■ **WHAT TO DO**:
Reproduce the records from their first line through the line that contains "1305, 1313, 1337]", swapping "August 24" for "September 3" and leaving everything else unchanged.

■ **DATA LINES**:
● ● ● ● ●

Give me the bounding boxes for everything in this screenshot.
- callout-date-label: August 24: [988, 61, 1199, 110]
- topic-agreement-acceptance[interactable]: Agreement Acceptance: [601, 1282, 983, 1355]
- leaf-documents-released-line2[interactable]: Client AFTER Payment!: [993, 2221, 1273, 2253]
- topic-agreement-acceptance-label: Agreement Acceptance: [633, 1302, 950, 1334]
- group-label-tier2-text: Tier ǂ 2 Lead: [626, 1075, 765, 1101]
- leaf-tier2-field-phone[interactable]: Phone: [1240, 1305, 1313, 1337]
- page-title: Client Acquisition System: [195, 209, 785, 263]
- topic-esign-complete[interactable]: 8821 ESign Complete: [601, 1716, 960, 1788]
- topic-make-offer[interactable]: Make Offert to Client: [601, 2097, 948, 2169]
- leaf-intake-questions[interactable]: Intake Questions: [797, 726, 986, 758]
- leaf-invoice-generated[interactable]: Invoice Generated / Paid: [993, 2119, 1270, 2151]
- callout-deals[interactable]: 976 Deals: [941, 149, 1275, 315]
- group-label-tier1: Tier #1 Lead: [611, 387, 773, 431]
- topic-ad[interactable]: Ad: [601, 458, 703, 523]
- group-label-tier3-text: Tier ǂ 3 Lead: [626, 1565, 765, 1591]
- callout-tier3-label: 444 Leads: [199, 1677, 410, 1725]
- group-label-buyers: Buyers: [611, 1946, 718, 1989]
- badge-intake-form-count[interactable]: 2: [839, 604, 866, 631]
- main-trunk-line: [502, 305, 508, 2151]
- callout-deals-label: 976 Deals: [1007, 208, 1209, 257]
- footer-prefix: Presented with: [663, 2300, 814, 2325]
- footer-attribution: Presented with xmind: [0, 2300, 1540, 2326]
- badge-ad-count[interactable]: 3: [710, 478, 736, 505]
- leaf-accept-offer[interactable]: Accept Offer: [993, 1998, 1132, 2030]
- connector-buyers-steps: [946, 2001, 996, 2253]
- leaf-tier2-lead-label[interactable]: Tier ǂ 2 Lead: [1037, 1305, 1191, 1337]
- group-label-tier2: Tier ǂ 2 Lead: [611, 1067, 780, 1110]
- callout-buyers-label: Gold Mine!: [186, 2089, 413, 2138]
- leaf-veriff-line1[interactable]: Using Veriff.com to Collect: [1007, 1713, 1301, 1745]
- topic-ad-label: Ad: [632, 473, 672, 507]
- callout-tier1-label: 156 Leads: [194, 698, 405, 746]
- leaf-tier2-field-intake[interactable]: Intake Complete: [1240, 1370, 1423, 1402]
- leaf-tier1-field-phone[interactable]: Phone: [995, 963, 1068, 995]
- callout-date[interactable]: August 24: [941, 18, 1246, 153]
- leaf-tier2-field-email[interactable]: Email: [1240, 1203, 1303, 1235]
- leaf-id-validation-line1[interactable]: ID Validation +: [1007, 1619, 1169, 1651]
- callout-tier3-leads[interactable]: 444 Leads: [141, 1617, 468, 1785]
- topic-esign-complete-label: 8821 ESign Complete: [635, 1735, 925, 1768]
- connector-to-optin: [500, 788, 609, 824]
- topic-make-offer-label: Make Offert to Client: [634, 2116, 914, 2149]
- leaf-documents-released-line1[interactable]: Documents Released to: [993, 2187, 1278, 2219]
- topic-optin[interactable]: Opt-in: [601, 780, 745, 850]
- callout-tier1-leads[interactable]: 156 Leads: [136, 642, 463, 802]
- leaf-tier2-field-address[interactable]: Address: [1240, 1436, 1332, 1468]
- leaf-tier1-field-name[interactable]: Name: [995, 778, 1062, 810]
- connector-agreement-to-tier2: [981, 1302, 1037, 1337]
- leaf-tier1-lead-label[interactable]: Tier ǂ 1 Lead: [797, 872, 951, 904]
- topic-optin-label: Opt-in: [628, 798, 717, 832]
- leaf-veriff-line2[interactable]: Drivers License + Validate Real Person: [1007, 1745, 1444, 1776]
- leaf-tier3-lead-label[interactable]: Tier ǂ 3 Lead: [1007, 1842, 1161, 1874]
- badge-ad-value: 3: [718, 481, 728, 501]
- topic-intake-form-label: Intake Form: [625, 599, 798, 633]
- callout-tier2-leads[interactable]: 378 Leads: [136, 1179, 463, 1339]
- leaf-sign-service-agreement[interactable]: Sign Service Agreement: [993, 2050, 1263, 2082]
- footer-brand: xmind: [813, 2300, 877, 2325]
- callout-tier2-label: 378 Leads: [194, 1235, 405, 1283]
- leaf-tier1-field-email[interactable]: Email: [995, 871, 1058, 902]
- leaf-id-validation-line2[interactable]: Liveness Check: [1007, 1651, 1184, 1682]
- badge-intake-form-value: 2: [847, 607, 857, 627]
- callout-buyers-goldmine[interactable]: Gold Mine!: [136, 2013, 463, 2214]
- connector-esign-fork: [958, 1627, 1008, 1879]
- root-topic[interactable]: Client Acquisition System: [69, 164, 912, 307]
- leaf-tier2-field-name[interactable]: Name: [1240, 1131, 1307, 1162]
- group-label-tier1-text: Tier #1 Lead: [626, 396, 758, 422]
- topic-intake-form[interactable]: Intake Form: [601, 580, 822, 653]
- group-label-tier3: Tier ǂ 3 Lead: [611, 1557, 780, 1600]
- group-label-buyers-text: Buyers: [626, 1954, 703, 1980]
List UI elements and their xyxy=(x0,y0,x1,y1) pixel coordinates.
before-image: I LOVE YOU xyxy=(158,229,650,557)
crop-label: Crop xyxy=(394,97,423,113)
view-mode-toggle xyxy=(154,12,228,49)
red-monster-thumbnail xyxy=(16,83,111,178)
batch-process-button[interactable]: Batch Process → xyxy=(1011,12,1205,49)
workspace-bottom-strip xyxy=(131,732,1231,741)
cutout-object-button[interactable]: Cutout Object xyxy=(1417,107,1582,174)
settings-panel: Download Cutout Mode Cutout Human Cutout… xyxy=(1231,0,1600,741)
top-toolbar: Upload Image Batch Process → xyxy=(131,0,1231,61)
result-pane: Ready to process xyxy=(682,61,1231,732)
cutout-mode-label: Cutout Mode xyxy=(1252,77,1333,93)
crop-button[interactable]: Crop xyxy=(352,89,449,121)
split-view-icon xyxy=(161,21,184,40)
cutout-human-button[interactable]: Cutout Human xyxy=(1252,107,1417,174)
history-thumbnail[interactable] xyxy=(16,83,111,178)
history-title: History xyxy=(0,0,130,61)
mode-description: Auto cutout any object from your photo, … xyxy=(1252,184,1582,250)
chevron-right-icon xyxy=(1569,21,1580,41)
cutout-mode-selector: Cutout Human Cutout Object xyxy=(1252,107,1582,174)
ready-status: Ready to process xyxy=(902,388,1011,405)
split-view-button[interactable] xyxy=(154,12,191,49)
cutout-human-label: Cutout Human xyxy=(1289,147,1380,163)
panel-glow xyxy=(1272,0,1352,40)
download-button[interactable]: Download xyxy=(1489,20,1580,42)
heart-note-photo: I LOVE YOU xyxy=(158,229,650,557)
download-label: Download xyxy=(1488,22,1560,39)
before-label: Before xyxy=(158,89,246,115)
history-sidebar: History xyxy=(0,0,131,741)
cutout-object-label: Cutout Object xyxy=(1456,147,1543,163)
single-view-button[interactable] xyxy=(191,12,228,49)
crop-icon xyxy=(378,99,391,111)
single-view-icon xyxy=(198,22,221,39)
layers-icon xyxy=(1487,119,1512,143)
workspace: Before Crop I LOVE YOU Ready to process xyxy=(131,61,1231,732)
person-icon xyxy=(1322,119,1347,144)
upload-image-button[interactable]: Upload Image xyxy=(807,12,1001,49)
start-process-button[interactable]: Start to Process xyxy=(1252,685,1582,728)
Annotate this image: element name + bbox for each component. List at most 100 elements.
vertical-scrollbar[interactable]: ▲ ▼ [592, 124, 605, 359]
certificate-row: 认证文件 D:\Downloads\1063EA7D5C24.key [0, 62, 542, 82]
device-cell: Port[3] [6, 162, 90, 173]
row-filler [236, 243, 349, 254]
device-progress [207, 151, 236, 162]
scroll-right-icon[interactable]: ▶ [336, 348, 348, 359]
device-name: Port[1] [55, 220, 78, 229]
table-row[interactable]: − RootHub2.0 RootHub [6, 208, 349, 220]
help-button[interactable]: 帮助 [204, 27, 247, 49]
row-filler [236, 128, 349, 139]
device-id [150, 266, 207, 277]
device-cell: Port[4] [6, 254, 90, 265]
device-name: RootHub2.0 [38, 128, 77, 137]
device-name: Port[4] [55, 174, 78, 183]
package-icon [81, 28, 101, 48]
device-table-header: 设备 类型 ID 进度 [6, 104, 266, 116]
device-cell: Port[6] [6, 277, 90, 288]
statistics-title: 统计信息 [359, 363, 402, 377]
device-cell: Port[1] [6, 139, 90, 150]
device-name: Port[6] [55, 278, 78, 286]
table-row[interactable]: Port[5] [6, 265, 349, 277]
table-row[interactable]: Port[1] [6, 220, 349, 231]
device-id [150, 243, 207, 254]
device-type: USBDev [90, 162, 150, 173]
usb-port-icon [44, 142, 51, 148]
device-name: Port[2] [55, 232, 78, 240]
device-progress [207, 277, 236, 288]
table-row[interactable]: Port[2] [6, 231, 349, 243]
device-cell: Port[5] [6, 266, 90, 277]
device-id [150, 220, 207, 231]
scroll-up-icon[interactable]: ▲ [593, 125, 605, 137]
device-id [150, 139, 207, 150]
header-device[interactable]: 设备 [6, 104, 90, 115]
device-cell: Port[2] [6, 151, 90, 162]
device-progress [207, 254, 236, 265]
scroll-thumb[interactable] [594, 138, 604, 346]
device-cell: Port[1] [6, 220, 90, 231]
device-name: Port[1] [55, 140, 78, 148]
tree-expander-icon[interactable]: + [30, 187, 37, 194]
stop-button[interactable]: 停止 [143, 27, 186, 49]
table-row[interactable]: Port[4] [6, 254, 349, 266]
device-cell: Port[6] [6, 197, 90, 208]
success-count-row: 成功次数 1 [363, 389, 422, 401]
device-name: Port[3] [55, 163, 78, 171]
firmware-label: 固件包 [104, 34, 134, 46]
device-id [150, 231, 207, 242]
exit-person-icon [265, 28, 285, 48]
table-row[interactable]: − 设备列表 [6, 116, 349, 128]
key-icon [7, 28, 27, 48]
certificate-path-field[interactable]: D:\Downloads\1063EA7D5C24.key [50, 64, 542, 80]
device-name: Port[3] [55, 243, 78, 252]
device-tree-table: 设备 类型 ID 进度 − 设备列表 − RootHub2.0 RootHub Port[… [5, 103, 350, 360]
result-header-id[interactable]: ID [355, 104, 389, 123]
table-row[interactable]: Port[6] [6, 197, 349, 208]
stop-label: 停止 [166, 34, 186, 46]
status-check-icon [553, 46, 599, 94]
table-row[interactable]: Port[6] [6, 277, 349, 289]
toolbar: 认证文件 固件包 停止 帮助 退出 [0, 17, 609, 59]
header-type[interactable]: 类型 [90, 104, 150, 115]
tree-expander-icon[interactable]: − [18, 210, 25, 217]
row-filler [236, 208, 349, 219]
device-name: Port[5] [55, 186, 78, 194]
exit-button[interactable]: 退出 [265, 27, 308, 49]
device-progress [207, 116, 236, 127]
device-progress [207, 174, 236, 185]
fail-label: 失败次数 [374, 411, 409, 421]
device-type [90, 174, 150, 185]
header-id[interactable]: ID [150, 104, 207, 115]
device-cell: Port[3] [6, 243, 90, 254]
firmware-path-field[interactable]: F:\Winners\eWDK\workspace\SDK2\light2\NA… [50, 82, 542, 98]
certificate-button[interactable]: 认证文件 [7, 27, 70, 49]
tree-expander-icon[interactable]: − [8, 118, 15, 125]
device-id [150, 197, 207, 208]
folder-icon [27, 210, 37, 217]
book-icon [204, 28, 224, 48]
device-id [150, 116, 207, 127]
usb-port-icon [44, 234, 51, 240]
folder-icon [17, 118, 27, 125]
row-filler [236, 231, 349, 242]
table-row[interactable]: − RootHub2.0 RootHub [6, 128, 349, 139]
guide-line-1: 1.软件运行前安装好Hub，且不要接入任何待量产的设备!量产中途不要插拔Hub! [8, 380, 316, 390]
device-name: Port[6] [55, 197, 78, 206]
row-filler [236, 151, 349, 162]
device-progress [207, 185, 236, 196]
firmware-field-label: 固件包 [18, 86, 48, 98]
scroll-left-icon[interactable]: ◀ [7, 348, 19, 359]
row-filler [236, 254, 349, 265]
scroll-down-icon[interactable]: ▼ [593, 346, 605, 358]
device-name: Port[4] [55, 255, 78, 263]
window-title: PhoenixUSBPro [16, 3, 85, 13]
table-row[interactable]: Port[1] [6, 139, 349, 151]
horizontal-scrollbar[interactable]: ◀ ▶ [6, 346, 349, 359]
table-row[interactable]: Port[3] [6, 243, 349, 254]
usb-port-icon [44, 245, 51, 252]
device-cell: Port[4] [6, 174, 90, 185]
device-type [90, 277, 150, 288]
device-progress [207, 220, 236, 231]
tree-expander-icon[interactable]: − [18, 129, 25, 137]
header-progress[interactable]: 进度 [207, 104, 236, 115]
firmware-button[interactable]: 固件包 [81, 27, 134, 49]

● ● ● ● ●

■ **ANSWER TO THE EXERCISE**:
Give me the bounding boxes for everything in this screenshot.
- callout-date-label: September 3: [988, 61, 1199, 110]
- topic-agreement-acceptance[interactable]: Agreement Acceptance: [601, 1282, 983, 1355]
- leaf-documents-released-line2[interactable]: Client AFTER Payment!: [993, 2221, 1273, 2253]
- topic-agreement-acceptance-label: Agreement Acceptance: [633, 1302, 950, 1334]
- group-label-tier2-text: Tier ǂ 2 Lead: [626, 1075, 765, 1101]
- leaf-tier2-field-phone[interactable]: Phone: [1240, 1305, 1313, 1337]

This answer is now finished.